▶ _What the task requires_:
Extract the complete data exactly as given.
● ● ● ● ● ● ●
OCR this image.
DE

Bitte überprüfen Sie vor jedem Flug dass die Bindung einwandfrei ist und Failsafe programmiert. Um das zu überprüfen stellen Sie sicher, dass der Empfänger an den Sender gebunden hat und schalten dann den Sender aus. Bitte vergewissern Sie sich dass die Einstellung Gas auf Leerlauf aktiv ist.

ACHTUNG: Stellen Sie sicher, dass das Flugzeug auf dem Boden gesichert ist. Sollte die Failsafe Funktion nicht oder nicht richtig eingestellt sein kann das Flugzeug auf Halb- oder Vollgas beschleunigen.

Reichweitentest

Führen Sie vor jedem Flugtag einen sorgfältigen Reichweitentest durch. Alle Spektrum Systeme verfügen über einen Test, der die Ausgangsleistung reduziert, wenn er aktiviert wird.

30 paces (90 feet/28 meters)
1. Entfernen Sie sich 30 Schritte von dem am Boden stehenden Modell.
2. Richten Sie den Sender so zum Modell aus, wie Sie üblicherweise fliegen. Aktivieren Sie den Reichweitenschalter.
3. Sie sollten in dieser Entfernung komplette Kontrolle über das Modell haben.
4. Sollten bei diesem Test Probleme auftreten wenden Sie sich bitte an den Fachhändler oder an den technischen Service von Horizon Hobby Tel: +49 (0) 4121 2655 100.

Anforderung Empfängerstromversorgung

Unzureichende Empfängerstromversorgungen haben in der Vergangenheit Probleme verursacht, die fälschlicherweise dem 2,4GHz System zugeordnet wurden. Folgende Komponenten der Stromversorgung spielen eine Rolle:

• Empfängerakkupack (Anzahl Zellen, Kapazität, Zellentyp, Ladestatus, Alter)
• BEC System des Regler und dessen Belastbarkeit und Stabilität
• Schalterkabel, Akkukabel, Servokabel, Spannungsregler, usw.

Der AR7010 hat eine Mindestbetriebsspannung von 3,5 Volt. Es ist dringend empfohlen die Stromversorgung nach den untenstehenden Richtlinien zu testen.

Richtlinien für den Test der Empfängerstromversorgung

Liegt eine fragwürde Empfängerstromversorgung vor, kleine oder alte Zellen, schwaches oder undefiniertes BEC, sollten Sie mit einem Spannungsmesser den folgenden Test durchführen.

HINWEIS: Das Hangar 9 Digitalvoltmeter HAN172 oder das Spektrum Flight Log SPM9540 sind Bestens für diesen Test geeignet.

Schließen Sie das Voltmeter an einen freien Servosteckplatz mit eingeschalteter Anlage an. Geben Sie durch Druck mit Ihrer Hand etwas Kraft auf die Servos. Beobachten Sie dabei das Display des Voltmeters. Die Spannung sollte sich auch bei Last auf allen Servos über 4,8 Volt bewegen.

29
● ● ● ● ● ● ●
▶ _Output below_:
OCR this image.
DE

Bitte überprüfen Sie vor jedem Flug dass die Bindung einwandfrei ist und Failsafe programmiert. Um das zu überprüfen stellen Sie sicher, dass der Empfänger an den Sender gebunden hat und schalten dann den Sender aus. Bitte vergewissern Sie sich dass die Einstellung Gas auf Leerlauf aktiv ist.

ACHTUNG: Stellen Sie sicher, dass das Flugzeug auf dem Boden gesichert ist. Sollte die Failsafe Funktion nicht oder nicht richtig eingestellt sein kann das Flugzeug auf Halb- oder Vollgas beschleunigen.

Reichweitentest

Führen Sie vor jedem Flugtag einen sorgfältigen Reichweitentest durch. Alle Spektrum Systeme verfügen über einen Test, der die Ausgangsleistung reduziert, wenn er aktiviert wird.

30 paces (90 feet/28 meters)
1. Entfernen Sie sich 30 Schritte von dem am Boden stehenden Modell.
2. Richten Sie den Sender so zum Modell aus, wie Sie üblicherweise fliegen. Aktivieren Sie den Reichweitenschalter.
3. Sie sollten in dieser Entfernung komplette Kontrolle über das Modell haben.
4. Sollten bei diesem Test Probleme auftreten wenden Sie sich bitte an den Fachhändler oder an den technischen Service von Horizon Hobby Tel: +49 (0) 4121 2655 100.

Anforderung Empfängerstromversorgung

Unzureichende Empfängerstromversorgungen haben in der Vergangenheit Probleme verursacht, die fälschlicherweise dem 2,4GHz System zugeordnet wurden. Folgende Komponenten der Stromversorgung spielen eine Rolle:

• Empfängerakkupack (Anzahl Zellen, Kapazität, Zellentyp, Ladestatus, Alter)
• BEC System des Regler und dessen Belastbarkeit und Stabilität
• Schalterkabel, Akkukabel, Servokabel, Spannungsregler, usw.

Der AR7010 hat eine Mindestbetriebsspannung von 3,5 Volt. Es ist dringend empfohlen die Stromversorgung nach den untenstehenden Richtlinien zu testen.

Richtlinien für den Test der Empfängerstromversorgung

Liegt eine fragwürde Empfängerstromversorgung vor, kleine oder alte Zellen, schwaches oder undefiniertes BEC, sollten Sie mit einem Spannungsmesser den folgenden Test durchführen.

HINWEIS: Das Hangar 9 Digitalvoltmeter HAN172 oder das Spektrum Flight Log SPM9540 sind Bestens für diesen Test geeignet.

Schließen Sie das Voltmeter an einen freien Servosteckplatz mit eingeschalteter Anlage an. Geben Sie durch Druck mit Ihrer Hand etwas Kraft auf die Servos. Beobachten Sie dabei das Display des Voltmeters. Die Spannung sollte sich auch bei Last auf allen Servos über 4,8 Volt bewegen.

29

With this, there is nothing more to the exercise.